• Exercise aim
Some lines in the records below may hold the word "icon"; give the number of those lines and nothing else.

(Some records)
-------------------------

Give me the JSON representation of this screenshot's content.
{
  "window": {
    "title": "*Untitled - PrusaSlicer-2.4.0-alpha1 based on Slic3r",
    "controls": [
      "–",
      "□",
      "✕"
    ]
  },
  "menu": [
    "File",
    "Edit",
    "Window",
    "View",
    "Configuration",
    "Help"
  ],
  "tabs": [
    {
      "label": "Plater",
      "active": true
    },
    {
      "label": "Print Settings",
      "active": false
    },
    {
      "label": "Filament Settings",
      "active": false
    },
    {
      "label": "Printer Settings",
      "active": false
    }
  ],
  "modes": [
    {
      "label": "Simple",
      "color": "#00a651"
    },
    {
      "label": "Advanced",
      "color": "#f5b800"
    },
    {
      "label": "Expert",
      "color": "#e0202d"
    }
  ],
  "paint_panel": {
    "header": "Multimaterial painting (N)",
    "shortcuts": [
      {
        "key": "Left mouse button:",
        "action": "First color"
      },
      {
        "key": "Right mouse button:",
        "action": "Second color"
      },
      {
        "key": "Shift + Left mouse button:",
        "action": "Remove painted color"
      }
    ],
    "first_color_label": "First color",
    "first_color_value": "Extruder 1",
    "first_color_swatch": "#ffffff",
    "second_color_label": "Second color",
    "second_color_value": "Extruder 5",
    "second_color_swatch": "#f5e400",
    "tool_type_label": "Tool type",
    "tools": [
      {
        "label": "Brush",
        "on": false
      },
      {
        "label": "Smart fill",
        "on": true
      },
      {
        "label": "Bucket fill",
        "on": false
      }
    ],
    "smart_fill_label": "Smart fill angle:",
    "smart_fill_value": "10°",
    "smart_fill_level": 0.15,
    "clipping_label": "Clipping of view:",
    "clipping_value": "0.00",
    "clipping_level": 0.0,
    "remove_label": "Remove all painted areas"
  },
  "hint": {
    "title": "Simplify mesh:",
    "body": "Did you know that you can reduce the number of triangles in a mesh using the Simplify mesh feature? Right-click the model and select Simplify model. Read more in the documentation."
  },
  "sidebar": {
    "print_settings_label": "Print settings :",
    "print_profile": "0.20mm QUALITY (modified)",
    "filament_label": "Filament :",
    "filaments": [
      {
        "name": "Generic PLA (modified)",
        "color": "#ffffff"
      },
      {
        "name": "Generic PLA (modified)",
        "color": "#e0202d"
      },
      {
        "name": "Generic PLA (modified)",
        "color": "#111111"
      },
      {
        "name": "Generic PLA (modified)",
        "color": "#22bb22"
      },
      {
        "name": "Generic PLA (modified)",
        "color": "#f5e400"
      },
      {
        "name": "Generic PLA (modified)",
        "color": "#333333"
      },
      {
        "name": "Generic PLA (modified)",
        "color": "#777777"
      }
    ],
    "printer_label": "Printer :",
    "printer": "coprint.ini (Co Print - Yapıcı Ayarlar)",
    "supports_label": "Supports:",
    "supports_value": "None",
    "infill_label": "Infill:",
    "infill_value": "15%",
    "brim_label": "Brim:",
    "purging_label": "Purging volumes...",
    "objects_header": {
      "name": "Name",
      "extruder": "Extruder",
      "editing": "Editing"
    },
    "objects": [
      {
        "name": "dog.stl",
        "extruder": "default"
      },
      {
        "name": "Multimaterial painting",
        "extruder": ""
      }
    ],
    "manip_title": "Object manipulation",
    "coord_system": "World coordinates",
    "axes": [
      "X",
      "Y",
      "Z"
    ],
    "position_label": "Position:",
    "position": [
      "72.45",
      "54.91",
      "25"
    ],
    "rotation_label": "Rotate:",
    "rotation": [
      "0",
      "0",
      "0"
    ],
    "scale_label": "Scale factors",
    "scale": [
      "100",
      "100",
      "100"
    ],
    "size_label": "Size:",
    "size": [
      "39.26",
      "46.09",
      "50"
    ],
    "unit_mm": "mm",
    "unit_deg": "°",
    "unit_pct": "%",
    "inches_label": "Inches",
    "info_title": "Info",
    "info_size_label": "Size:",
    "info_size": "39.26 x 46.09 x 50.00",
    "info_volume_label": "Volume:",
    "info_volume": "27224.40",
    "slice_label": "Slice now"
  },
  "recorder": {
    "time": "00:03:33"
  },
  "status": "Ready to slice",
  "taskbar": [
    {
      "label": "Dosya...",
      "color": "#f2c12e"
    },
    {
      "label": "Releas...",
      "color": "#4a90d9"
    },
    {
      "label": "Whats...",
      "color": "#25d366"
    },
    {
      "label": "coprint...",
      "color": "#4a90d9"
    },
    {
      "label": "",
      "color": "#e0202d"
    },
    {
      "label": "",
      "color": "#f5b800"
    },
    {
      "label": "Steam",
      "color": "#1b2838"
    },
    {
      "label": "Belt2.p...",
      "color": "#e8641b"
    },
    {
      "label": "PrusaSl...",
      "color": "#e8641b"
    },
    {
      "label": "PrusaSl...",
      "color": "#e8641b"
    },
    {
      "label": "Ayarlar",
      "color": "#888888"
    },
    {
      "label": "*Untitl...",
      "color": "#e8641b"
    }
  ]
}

-------------------------

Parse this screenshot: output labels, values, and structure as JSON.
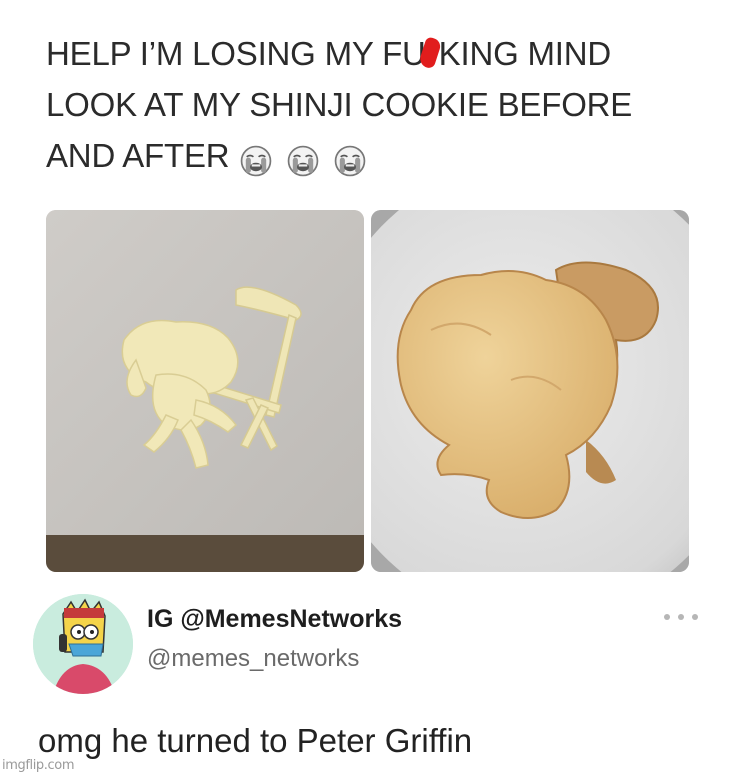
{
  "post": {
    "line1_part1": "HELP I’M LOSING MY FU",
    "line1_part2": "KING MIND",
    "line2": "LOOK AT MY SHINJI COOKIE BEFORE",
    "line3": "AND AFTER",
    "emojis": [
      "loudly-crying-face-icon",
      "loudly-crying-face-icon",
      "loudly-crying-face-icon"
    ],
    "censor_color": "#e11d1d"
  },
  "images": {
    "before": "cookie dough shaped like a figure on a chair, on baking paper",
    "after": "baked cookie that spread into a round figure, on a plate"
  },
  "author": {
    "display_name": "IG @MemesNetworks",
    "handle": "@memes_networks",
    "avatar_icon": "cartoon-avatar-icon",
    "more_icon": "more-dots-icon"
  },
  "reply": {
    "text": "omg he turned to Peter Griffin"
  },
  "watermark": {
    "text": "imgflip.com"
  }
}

-------------------------

• The answer
5